» ENTRIES PROVIDED

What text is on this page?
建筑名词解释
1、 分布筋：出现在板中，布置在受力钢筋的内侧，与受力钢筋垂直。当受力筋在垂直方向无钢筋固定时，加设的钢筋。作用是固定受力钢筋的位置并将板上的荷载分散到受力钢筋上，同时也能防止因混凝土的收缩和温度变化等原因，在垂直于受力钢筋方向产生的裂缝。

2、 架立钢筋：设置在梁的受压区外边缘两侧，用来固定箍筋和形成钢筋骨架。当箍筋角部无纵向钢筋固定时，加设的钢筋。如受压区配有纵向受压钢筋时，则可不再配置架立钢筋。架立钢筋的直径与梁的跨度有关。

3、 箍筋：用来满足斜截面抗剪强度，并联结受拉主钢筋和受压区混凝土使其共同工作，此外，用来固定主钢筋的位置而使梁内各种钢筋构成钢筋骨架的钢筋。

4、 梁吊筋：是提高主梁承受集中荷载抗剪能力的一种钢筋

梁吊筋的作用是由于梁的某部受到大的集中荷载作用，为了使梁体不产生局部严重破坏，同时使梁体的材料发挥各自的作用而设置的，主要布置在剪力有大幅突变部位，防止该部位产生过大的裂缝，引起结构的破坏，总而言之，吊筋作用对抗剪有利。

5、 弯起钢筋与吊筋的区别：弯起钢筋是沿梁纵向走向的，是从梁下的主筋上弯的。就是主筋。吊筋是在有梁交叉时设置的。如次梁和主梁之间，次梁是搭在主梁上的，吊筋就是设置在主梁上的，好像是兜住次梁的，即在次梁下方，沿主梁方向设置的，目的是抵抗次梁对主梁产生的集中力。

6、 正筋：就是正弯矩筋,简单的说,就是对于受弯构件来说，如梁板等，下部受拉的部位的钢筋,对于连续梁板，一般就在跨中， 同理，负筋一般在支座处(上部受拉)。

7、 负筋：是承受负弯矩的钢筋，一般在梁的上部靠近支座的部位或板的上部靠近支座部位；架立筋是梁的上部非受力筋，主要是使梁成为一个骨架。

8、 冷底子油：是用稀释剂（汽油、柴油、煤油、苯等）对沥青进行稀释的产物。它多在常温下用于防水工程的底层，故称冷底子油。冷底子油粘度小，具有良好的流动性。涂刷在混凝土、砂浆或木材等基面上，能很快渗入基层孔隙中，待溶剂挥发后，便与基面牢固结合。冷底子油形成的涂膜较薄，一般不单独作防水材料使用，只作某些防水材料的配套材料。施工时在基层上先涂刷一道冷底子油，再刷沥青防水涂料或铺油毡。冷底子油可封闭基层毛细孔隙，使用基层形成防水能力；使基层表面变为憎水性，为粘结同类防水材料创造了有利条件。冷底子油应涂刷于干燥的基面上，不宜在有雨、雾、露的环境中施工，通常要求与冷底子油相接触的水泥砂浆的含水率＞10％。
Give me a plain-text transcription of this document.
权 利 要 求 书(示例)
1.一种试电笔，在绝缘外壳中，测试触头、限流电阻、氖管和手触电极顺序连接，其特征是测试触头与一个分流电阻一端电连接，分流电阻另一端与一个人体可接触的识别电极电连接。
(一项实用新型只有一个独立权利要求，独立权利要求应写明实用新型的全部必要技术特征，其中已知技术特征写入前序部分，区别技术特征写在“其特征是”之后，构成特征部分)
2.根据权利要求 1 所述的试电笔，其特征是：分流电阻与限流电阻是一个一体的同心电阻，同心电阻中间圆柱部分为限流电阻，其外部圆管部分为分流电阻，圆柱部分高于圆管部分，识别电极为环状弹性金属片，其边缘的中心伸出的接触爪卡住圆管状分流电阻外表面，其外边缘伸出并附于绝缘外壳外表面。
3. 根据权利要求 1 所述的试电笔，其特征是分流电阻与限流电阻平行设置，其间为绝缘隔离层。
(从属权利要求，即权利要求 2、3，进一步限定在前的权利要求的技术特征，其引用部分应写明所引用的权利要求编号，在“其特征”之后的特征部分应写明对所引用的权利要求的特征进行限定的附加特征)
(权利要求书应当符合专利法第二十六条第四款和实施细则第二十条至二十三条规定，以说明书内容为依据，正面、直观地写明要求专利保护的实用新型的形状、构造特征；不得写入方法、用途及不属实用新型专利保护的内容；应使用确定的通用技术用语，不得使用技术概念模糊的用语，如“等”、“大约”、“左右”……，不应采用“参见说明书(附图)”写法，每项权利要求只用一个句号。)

» EXERCISE DETAILS
Within the listing above, work out how many lines contain the string "加设的钢筋", and reply with that number only.

» WRITTEN SOLUTION
2